Aim of the exercise -
Quote all of the data that follows exactly as written, skipping the images.
● ● ●
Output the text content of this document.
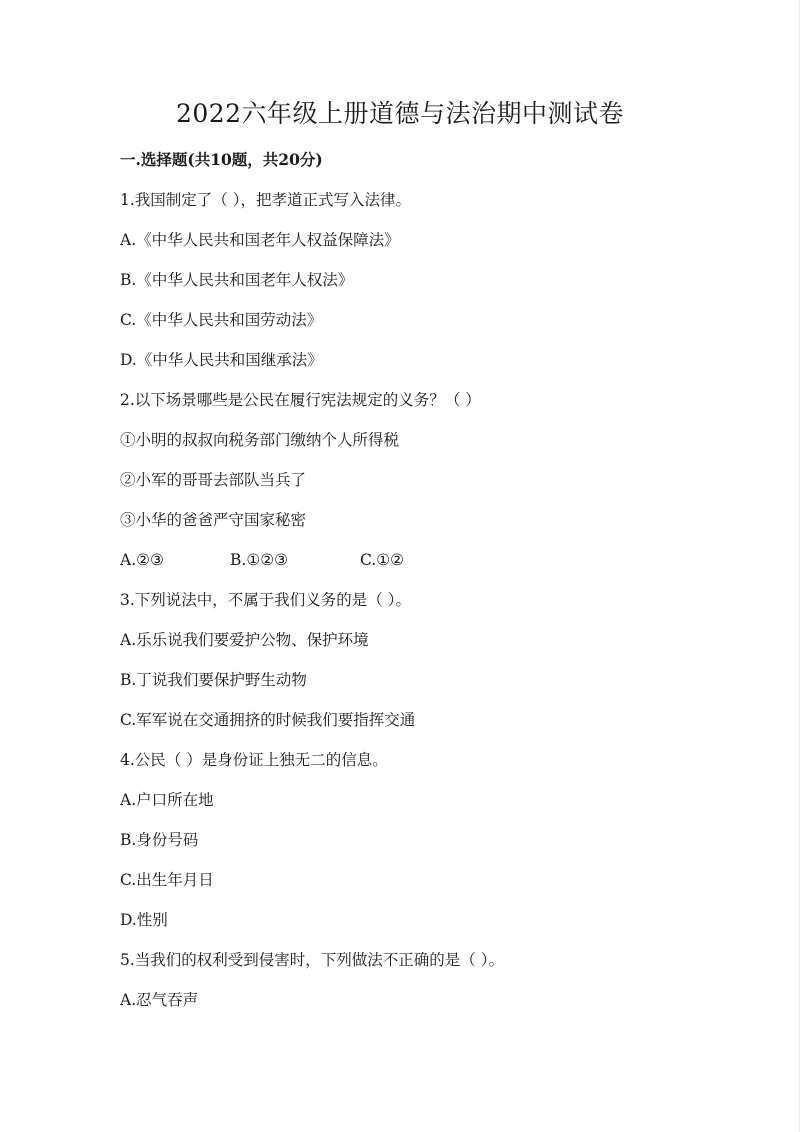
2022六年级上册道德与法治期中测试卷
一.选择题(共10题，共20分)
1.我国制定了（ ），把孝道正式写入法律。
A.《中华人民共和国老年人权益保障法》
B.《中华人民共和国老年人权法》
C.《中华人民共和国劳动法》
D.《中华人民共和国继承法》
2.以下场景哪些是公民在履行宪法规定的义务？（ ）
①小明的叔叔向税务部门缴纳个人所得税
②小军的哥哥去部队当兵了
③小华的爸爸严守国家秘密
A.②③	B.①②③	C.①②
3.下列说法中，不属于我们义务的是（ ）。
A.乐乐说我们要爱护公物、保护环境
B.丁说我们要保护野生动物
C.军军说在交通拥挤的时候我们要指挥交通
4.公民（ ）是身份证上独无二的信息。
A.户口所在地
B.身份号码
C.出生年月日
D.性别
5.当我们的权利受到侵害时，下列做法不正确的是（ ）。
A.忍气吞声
● ● ●
Result for this exercise -
Output the text content of this document.
2022六年级上册道德与法治期中测试卷
一.选择题(共10题，共20分)
1.我国制定了（ ），把孝道正式写入法律。
A.《中华人民共和国老年人权益保障法》
B.《中华人民共和国老年人权法》
C.《中华人民共和国劳动法》
D.《中华人民共和国继承法》
2.以下场景哪些是公民在履行宪法规定的义务？（ ）
①小明的叔叔向税务部门缴纳个人所得税
②小军的哥哥去部队当兵了
③小华的爸爸严守国家秘密
A.②③	B.①②③	C.①②
3.下列说法中，不属于我们义务的是（ ）。
A.乐乐说我们要爱护公物、保护环境
B.丁说我们要保护野生动物
C.军军说在交通拥挤的时候我们要指挥交通
4.公民（ ）是身份证上独无二的信息。
A.户口所在地
B.身份号码
C.出生年月日
D.性别
5.当我们的权利受到侵害时，下列做法不正确的是（ ）。
A.忍气吞声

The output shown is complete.